_Aim of the task_: Present each line of the entries below that holds the word "also".

_Collected data entries_:
::::::

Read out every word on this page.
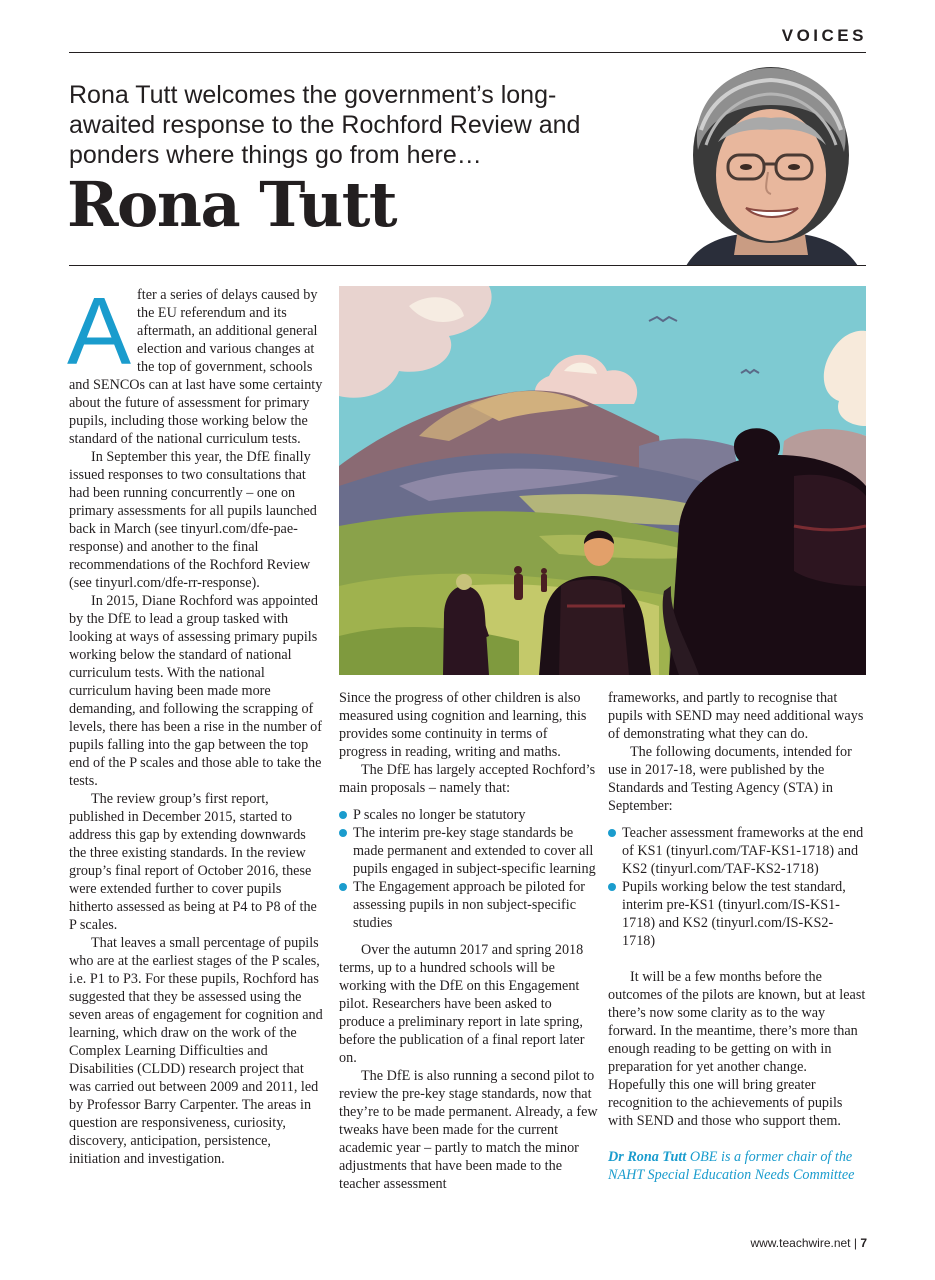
VOICES
Rona Tutt welcomes the government’s long-awaited response to the Rochford Review and ponders where things go from here…
Rona Tutt

After a series of delays caused by the EU referendum and its aftermath, an additional general election and various changes at the top of government, schools and SENCOs can at last have some certainty about the future of assessment for primary pupils, including those working below the standard of the national curriculum tests.

In September this year, the DfE finally issued responses to two consultations that had been running concurrently – one on primary assessments for all pupils launched back in March (see tinyurl.com/dfe-pae-response) and another to the final recommendations of the Rochford Review (see tinyurl.com/dfe-rr-response).

In 2015, Diane Rochford was appointed by the DfE to lead a group tasked with looking at ways of assessing primary pupils working below the standard of national curriculum tests. With the national curriculum having been made more demanding, and following the scrapping of levels, there has been a rise in the number of pupils falling into the gap between the top end of the P scales and those able to take the tests.

The review group’s first report, published in December 2015, started to address this gap by extending downwards the three existing standards. In the review group’s final report of October 2016, these were extended further to cover pupils hitherto assessed as being at P4 to P8 of the P scales.

That leaves a small percentage of pupils who are at the earliest stages of the P scales, i.e. P1 to P3. For these pupils, Rochford has suggested that they be assessed using the seven areas of engagement for cognition and learning, which draw on the work of the Complex Learning Difficulties and Disabilities (CLDD) research project that was carried out between 2009 and 2011, led by Professor Barry Carpenter. The areas in question are responsiveness, curiosity, discovery, anticipation, persistence, initiation and investigation.

Since the progress of other children is also measured using cognition and learning, this provides some continuity in terms of progress in reading, writing and maths.

The DfE has largely accepted Rochford’s main proposals – namely that:

P scales no longer be statutory
The interim pre-key stage standards be made permanent and extended to cover all pupils engaged in subject-specific learning
The Engagement approach be piloted for assessing pupils in non subject-specific studies

Over the autumn 2017 and spring 2018 terms, up to a hundred schools will be working with the DfE on this Engagement pilot. Researchers have been asked to produce a preliminary report in late spring, before the publication of a final report later on.

The DfE is also running a second pilot to review the pre-key stage standards, now that they’re to be made permanent. Already, a few tweaks have been made for the current academic year – partly to match the minor adjustments that have been made to the teacher assessment

frameworks, and partly to recognise that pupils with SEND may need additional ways of demonstrating what they can do.

The following documents, intended for use in 2017-18, were published by the Standards and Testing Agency (STA) in September:

Teacher assessment frameworks at the end of KS1 (tinyurl.com/TAF-KS1-1718) and KS2 (tinyurl.com/TAF-KS2-1718)
Pupils working below the test standard, interim pre-KS1 (tinyurl.com/IS-KS1-1718) and KS2 (tinyurl.com/IS-KS2-1718)

It will be a few months before the outcomes of the pilots are known, but at least there’s now some clarity as to the way forward. In the meantime, there’s more than enough reading to be getting on with in preparation for yet another change. Hopefully this one will bring greater recognition to the achievements of pupils with SEND and those who support them.

Dr Rona Tutt OBE is a former chair of the NAHT Special Education Needs Committee

www.teachwire.net | 7
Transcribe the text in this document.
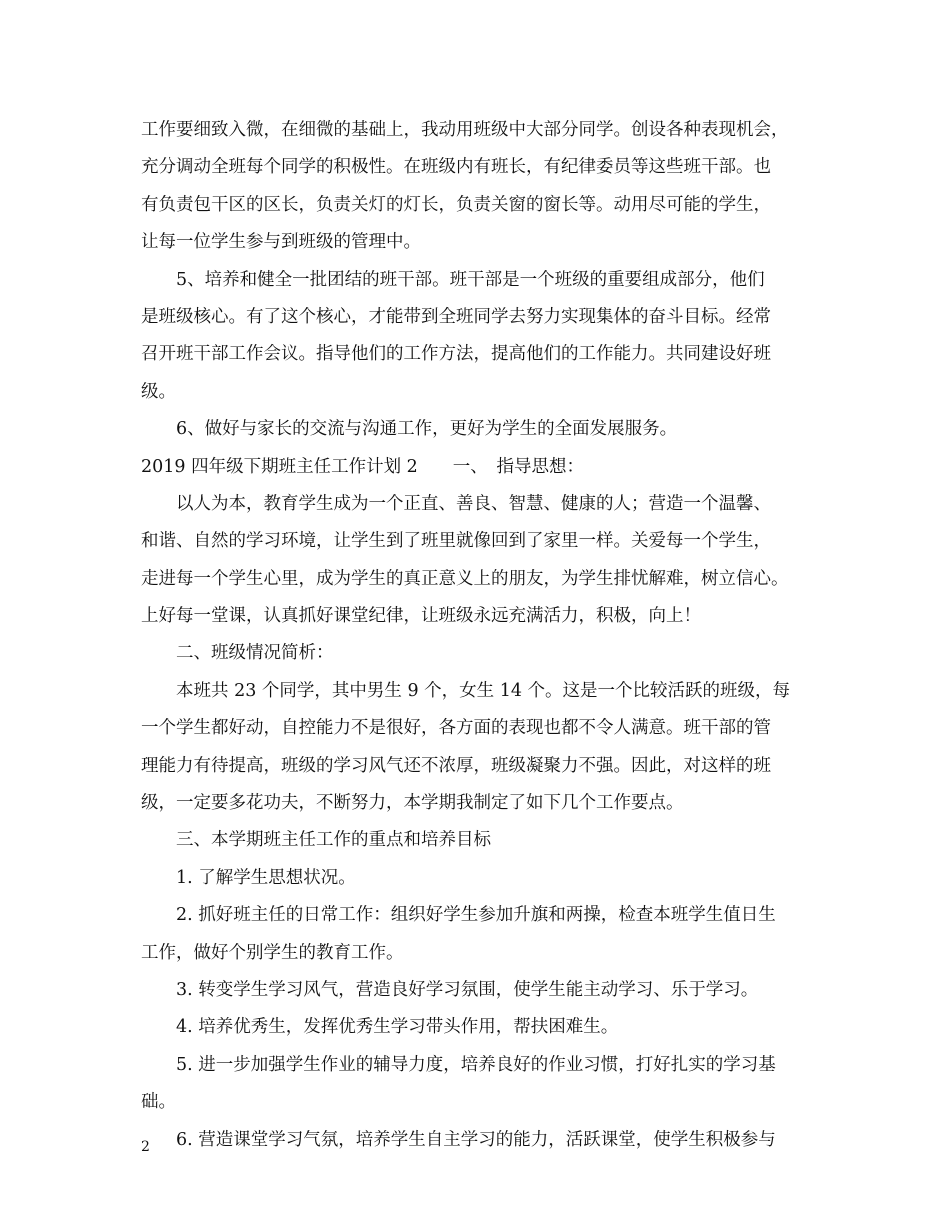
工作要细致入微，在细微的基础上，我动用班级中大部分同学。创设各种表现机会，
充分调动全班每个同学的积极性。在班级内有班长，有纪律委员等这些班干部。也
有负责包干区的区长，负责关灯的灯长，负责关窗的窗长等。动用尽可能的学生，
让每一位学生参与到班级的管理中。
5、培养和健全一批团结的班干部。班干部是一个班级的重要组成部分，他们
是班级核心。有了这个核心，才能带到全班同学去努力实现集体的奋斗目标。经常
召开班干部工作会议。指导他们的工作方法，提高他们的工作能力。共同建设好班
级。
6、做好与家长的交流与沟通工作，更好为学生的全面发展服务。
2019 四年级下期班主任工作计划 2　　一、　指导思想：
以人为本，教育学生成为一个正直、善良、智慧、健康的人；营造一个温馨、
和谐、自然的学习环境，让学生到了班里就像回到了家里一样。关爱每一个学生，
走进每一个学生心里，成为学生的真正意义上的朋友，为学生排忧解难，树立信心。
上好每一堂课，认真抓好课堂纪律，让班级永远充满活力，积极，向上！
二、班级情况简析：
本班共 23 个同学，其中男生 9 个，女生 14 个。这是一个比较活跃的班级，每
一个学生都好动，自控能力不是很好，各方面的表现也都不令人满意。班干部的管
理能力有待提高，班级的学习风气还不浓厚，班级凝聚力不强。因此，对这样的班
级，一定要多花功夫，不断努力，本学期我制定了如下几个工作要点。
三、本学期班主任工作的重点和培养目标
1. 了解学生思想状况。
2. 抓好班主任的日常工作：组织好学生参加升旗和两操，检查本班学生值日生
工作，做好个别学生的教育工作。
3. 转变学生学习风气，营造良好学习氛围，使学生能主动学习、乐于学习。
4. 培养优秀生，发挥优秀生学习带头作用，帮扶困难生。
5. 进一步加强学生作业的辅导力度，培养良好的作业习惯，打好扎实的学习基
础。
6. 营造课堂学习气氛，培养学生自主学习的能力，活跃课堂，使学生积极参与
2
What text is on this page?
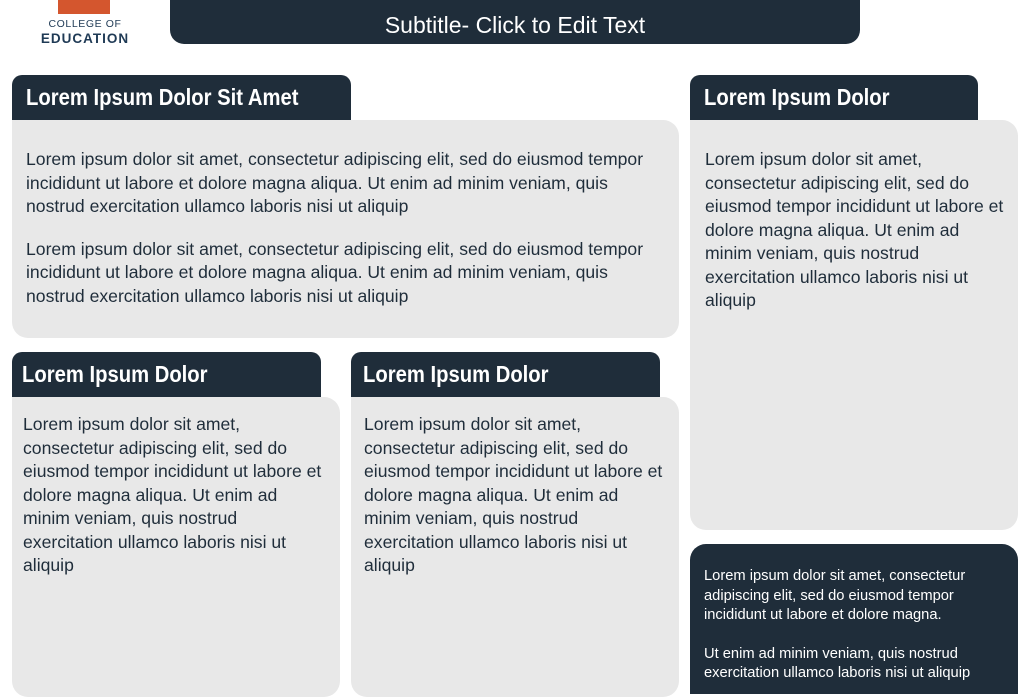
COLLEGE OF
EDUCATION
Subtitle- Click to Edit Text
Lorem Ipsum Dolor Sit Amet

Lorem ipsum dolor sit amet, consectetur adipiscing elit, sed do eiusmod tempor incididunt ut labore et dolore magna aliqua. Ut enim ad minim veniam, quis nostrud exercitation ullamco laboris nisi ut aliquip

Lorem ipsum dolor sit amet, consectetur adipiscing elit, sed do eiusmod tempor incididunt ut labore et dolore magna aliqua. Ut enim ad minim veniam, quis nostrud exercitation ullamco laboris nisi ut aliquip

Lorem Ipsum Dolor

Lorem ipsum dolor sit amet, consectetur adipiscing elit, sed do eiusmod tempor incididunt ut labore et dolore magna aliqua. Ut enim ad minim veniam, quis nostrud exercitation ullamco laboris nisi ut aliquip

Lorem Ipsum Dolor

Lorem ipsum dolor sit amet, consectetur adipiscing elit, sed do eiusmod tempor incididunt ut labore et dolore magna aliqua. Ut enim ad minim veniam, quis nostrud exercitation ullamco laboris nisi ut aliquip

Lorem Ipsum Dolor

Lorem ipsum dolor sit amet, consectetur adipiscing elit, sed do eiusmod tempor incididunt ut labore et dolore magna aliqua. Ut enim ad minim veniam, quis nostrud exercitation ullamco laboris nisi ut aliquip

Lorem ipsum dolor sit amet, consectetur adipiscing elit, sed do eiusmod tempor incididunt ut labore et dolore magna.

Ut enim ad minim veniam, quis nostrud exercitation ullamco laboris nisi ut aliquip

::::::

_Reply to the task_:
Since the progress of other children is also measured using cognition and learning, this provides some continuity in terms of progress in reading, writing and maths.
The DfE is also running a second pilot to review the pre-key stage standards, now that they’re to be made permanent. Already, a few tweaks have been made for the current academic year – partly to match the minor adjustments that have been made to the teacher assessment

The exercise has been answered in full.